• **Task instructions**: The listing below should be printed exactly, every line of it. Skip the pictures.

• **Data**:
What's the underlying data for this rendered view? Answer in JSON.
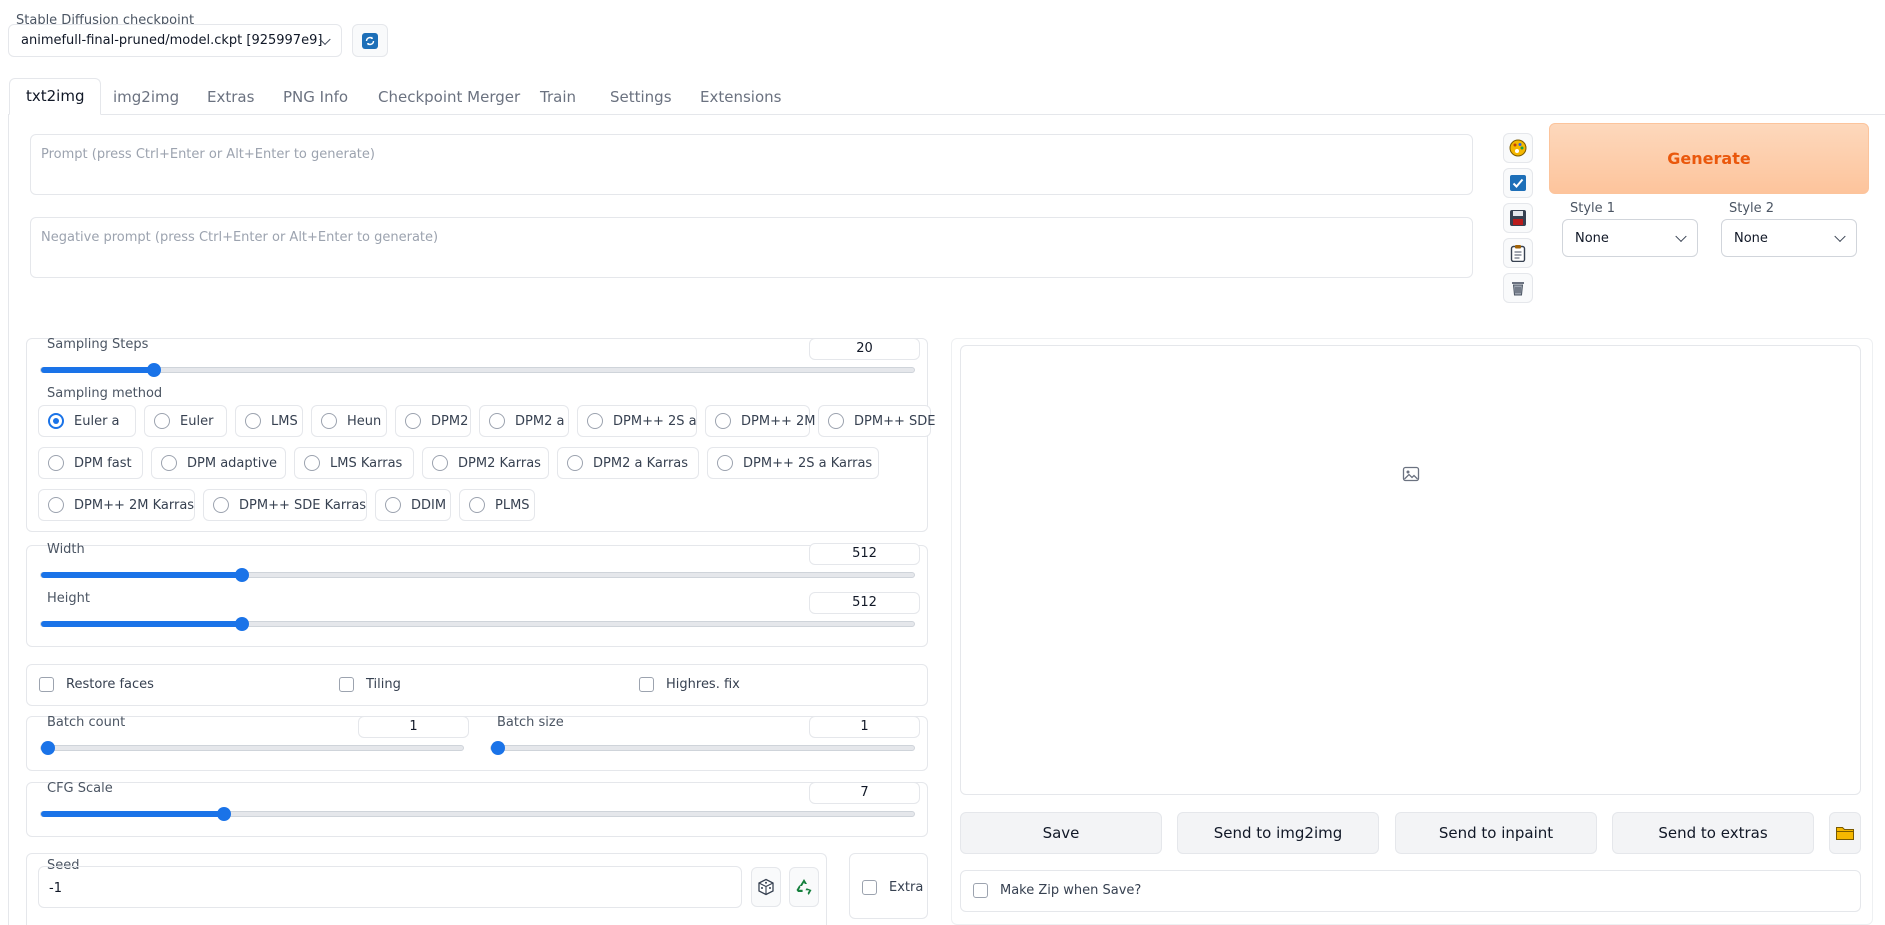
{
  "checkpoint": {
    "label": "Stable Diffusion checkpoint",
    "value": "animefull-final-pruned/model.ckpt [925997e9]"
  },
  "tabs": [
    "txt2img",
    "img2img",
    "Extras",
    "PNG Info",
    "Checkpoint Merger",
    "Train",
    "Settings",
    "Extensions"
  ],
  "prompt": {
    "placeholder": "Prompt (press Ctrl+Enter or Alt+Enter to generate)"
  },
  "negative_prompt": {
    "placeholder": "Negative prompt (press Ctrl+Enter or Alt+Enter to generate)"
  },
  "generate_label": "Generate",
  "styles": [
    {
      "label": "Style 1",
      "value": "None"
    },
    {
      "label": "Style 2",
      "value": "None"
    }
  ],
  "sampling_steps": {
    "label": "Sampling Steps",
    "value": "20",
    "fraction": 0.13
  },
  "sampling_method": {
    "label": "Sampling method",
    "selected": "Euler a",
    "rows": [
      [
        "Euler a",
        "Euler",
        "LMS",
        "Heun",
        "DPM2",
        "DPM2 a",
        "DPM++ 2S a",
        "DPM++ 2M",
        "DPM++ SDE"
      ],
      [
        "DPM fast",
        "DPM adaptive",
        "LMS Karras",
        "DPM2 Karras",
        "DPM2 a Karras",
        "DPM++ 2S a Karras"
      ],
      [
        "DPM++ 2M Karras",
        "DPM++ SDE Karras",
        "DDIM",
        "PLMS"
      ]
    ]
  },
  "width": {
    "label": "Width",
    "value": "512",
    "fraction": 0.23
  },
  "height": {
    "label": "Height",
    "value": "512",
    "fraction": 0.23
  },
  "options": [
    "Restore faces",
    "Tiling",
    "Highres. fix"
  ],
  "batch_count": {
    "label": "Batch count",
    "value": "1",
    "fraction": 0.0
  },
  "batch_size": {
    "label": "Batch size",
    "value": "1",
    "fraction": 0.0
  },
  "cfg_scale": {
    "label": "CFG Scale",
    "value": "7",
    "fraction": 0.21
  },
  "seed": {
    "label": "Seed",
    "value": "-1"
  },
  "extra_label": "Extra",
  "output_buttons": [
    "Save",
    "Send to img2img",
    "Send to inpaint",
    "Send to extras"
  ],
  "make_zip_label": "Make Zip when Save?",
  "colors": {
    "accent": "#1a73e8",
    "generate_bg": "#fdc9a4",
    "generate_text": "#ea580c"
  }
}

• **Written answer**:
What's the underlying data for this rendered view? Answer in JSON.
{
  "checkpoint": {
    "label": "Stable Diffusion checkpoint",
    "value": "animefull-final-pruned/model.ckpt [925997e9]"
  },
  "tabs": [
    "txt2img",
    "img2img",
    "Extras",
    "PNG Info",
    "Checkpoint Merger",
    "Train",
    "Settings",
    "Extensions"
  ],
  "prompt": {
    "placeholder": "Prompt (press Ctrl+Enter or Alt+Enter to generate)"
  },
  "negative_prompt": {
    "placeholder": "Negative prompt (press Ctrl+Enter or Alt+Enter to generate)"
  },
  "generate_label": "Generate",
  "styles": [
    {
      "label": "Style 1",
      "value": "None"
    },
    {
      "label": "Style 2",
      "value": "None"
    }
  ],
  "sampling_steps": {
    "label": "Sampling Steps",
    "value": "20",
    "fraction": 0.13
  },
  "sampling_method": {
    "label": "Sampling method",
    "selected": "Euler a",
    "rows": [
      [
        "Euler a",
        "Euler",
        "LMS",
        "Heun",
        "DPM2",
        "DPM2 a",
        "DPM++ 2S a",
        "DPM++ 2M",
        "DPM++ SDE"
      ],
      [
        "DPM fast",
        "DPM adaptive",
        "LMS Karras",
        "DPM2 Karras",
        "DPM2 a Karras",
        "DPM++ 2S a Karras"
      ],
      [
        "DPM++ 2M Karras",
        "DPM++ SDE Karras",
        "DDIM",
        "PLMS"
      ]
    ]
  },
  "width": {
    "label": "Width",
    "value": "512",
    "fraction": 0.23
  },
  "height": {
    "label": "Height",
    "value": "512",
    "fraction": 0.23
  },
  "options": [
    "Restore faces",
    "Tiling",
    "Highres. fix"
  ],
  "batch_count": {
    "label": "Batch count",
    "value": "1",
    "fraction": 0.0
  },
  "batch_size": {
    "label": "Batch size",
    "value": "1",
    "fraction": 0.0
  },
  "cfg_scale": {
    "label": "CFG Scale",
    "value": "7",
    "fraction": 0.21
  },
  "seed": {
    "label": "Seed",
    "value": "-1"
  },
  "extra_label": "Extra",
  "output_buttons": [
    "Save",
    "Send to img2img",
    "Send to inpaint",
    "Send to extras"
  ],
  "make_zip_label": "Make Zip when Save?",
  "colors": {
    "accent": "#1a73e8",
    "generate_bg": "#fdc9a4",
    "generate_text": "#ea580c"
  }
}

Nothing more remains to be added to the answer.